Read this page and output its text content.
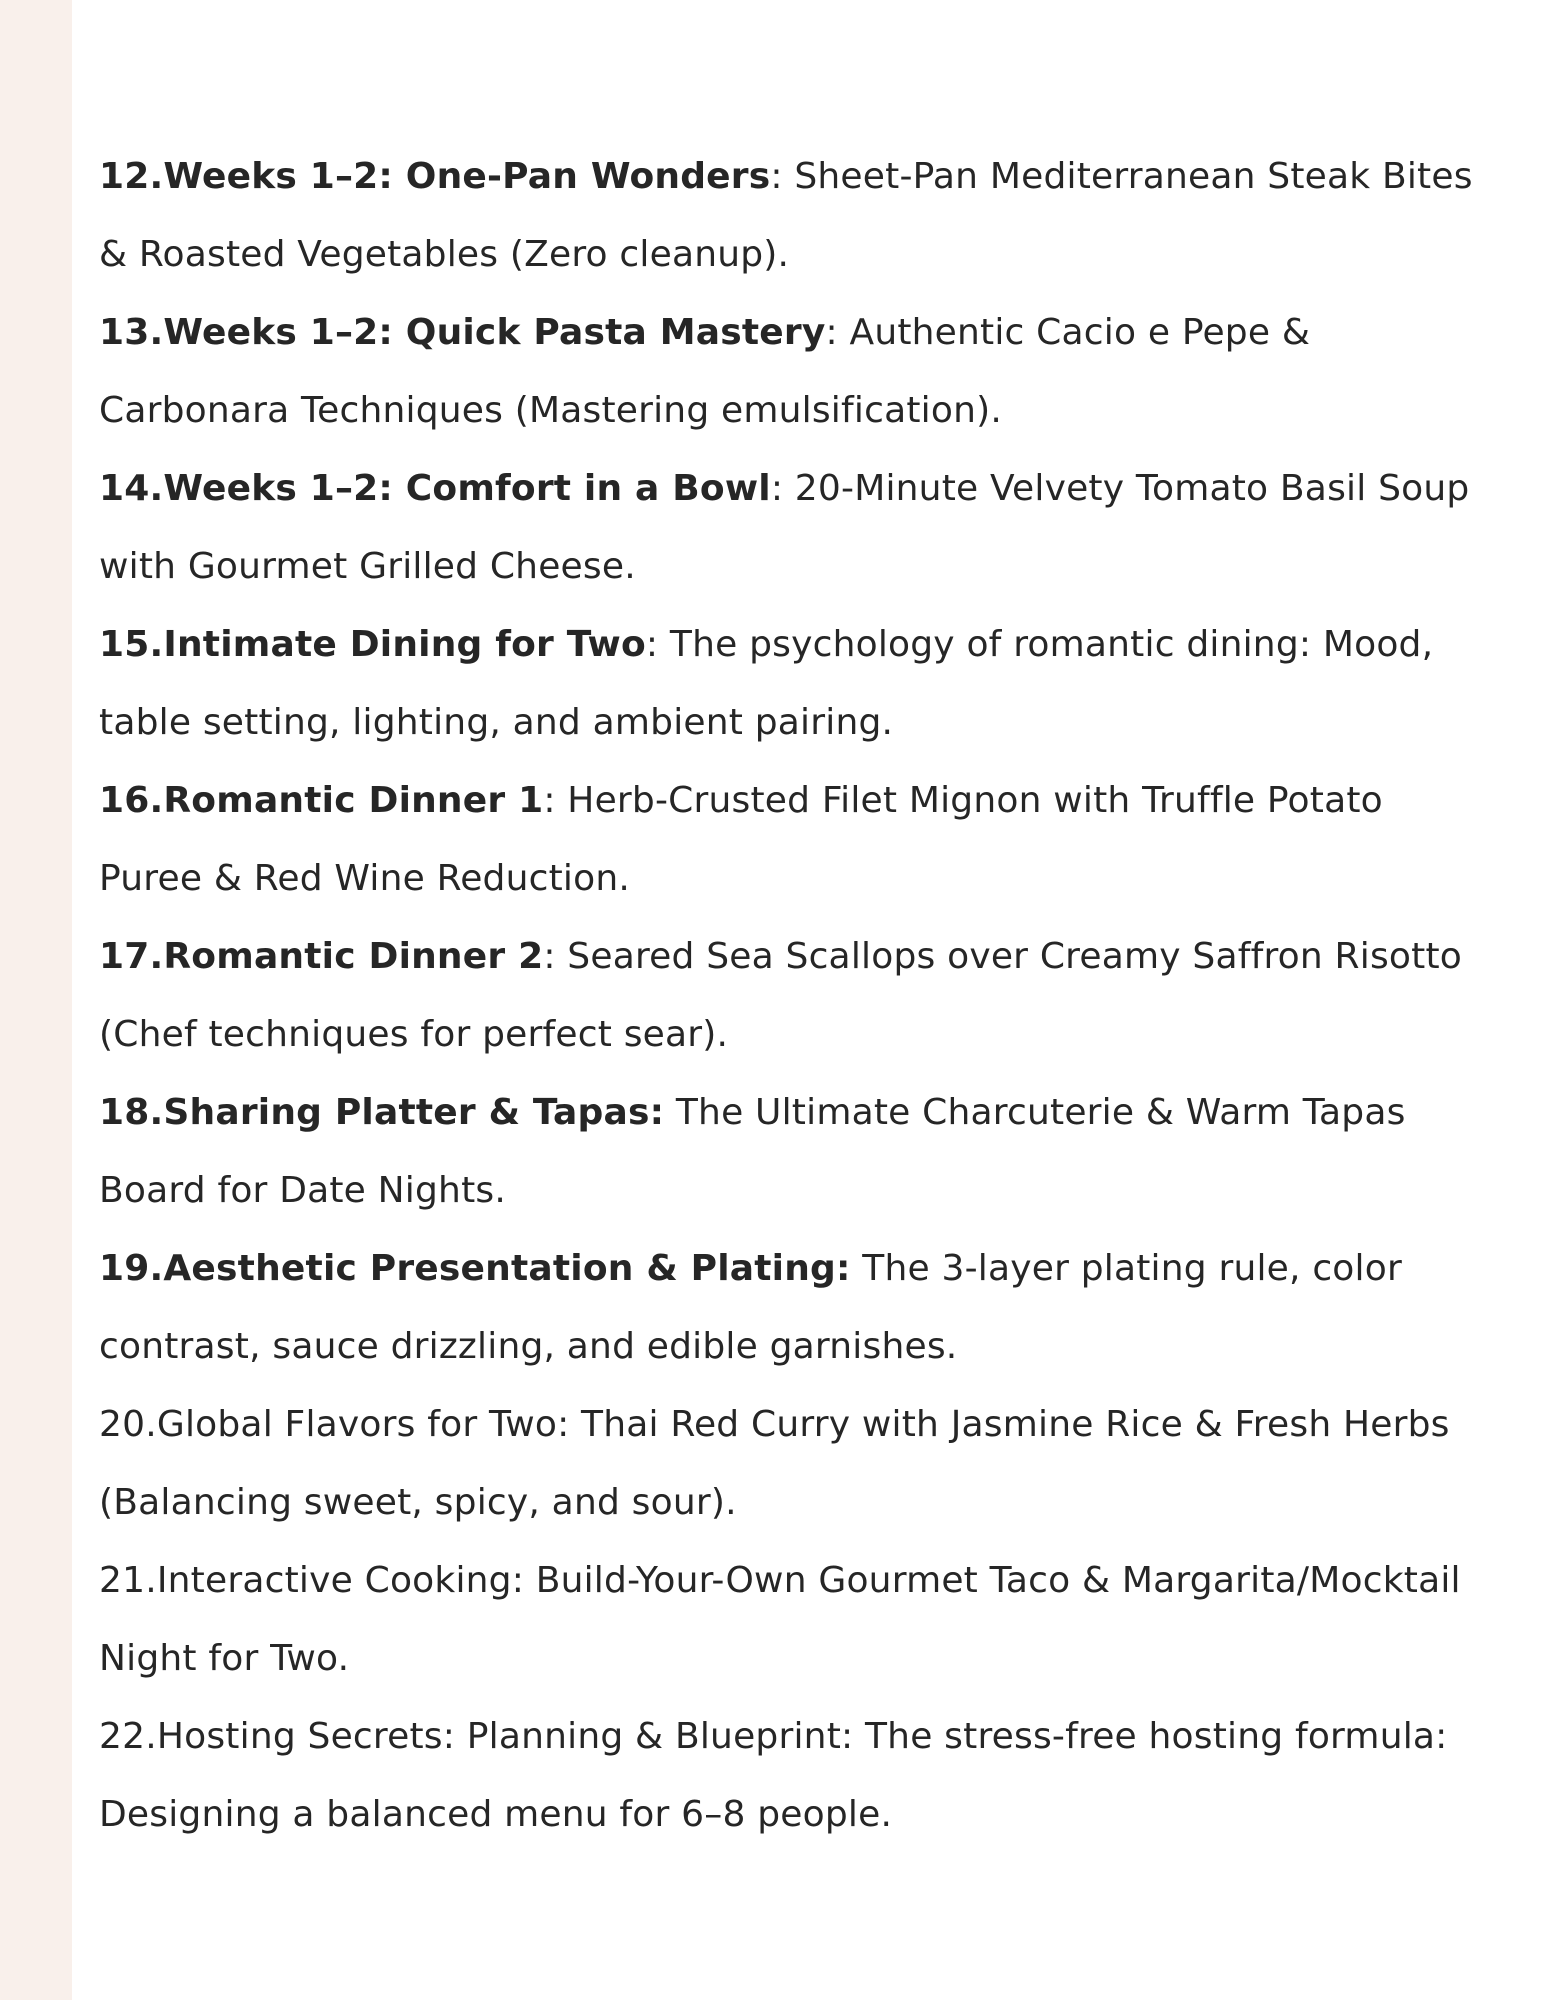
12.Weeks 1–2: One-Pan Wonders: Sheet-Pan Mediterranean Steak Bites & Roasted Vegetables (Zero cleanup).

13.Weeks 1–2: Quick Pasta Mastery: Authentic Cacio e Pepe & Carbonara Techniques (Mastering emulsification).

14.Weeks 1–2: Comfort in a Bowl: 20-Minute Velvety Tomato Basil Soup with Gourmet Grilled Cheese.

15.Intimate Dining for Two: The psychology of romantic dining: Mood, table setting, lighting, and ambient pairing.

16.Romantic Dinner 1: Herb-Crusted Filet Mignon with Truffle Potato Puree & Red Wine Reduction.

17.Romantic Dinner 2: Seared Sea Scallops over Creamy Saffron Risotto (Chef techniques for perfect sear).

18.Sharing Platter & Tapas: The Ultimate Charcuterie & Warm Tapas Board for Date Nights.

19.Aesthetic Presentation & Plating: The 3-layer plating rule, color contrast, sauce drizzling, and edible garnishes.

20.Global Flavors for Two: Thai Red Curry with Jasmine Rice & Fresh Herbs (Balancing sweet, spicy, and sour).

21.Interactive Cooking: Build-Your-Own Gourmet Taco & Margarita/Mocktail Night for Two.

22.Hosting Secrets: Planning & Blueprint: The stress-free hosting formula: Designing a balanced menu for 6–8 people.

PROBLEM STATEMENT | Reproduce every line precisely as given, omitting all pictures.

RESPONSE FOR THIS EXERCISE |
Read this page and output its text content.
12.Weeks 1–2: One-Pan Wonders: Sheet-Pan Mediterranean Steak Bites & Roasted Vegetables (Zero cleanup).

13.Weeks 1–2: Quick Pasta Mastery: Authentic Cacio e Pepe & Carbonara Techniques (Mastering emulsification).

14.Weeks 1–2: Comfort in a Bowl: 20-Minute Velvety Tomato Basil Soup with Gourmet Grilled Cheese.

15.Intimate Dining for Two: The psychology of romantic dining: Mood, table setting, lighting, and ambient pairing.

16.Romantic Dinner 1: Herb-Crusted Filet Mignon with Truffle Potato Puree & Red Wine Reduction.

17.Romantic Dinner 2: Seared Sea Scallops over Creamy Saffron Risotto (Chef techniques for perfect sear).

18.Sharing Platter & Tapas: The Ultimate Charcuterie & Warm Tapas Board for Date Nights.

19.Aesthetic Presentation & Plating: The 3-layer plating rule, color contrast, sauce drizzling, and edible garnishes.

20.Global Flavors for Two: Thai Red Curry with Jasmine Rice & Fresh Herbs (Balancing sweet, spicy, and sour).

21.Interactive Cooking: Build-Your-Own Gourmet Taco & Margarita/Mocktail Night for Two.

22.Hosting Secrets: Planning & Blueprint: The stress-free hosting formula: Designing a balanced menu for 6–8 people.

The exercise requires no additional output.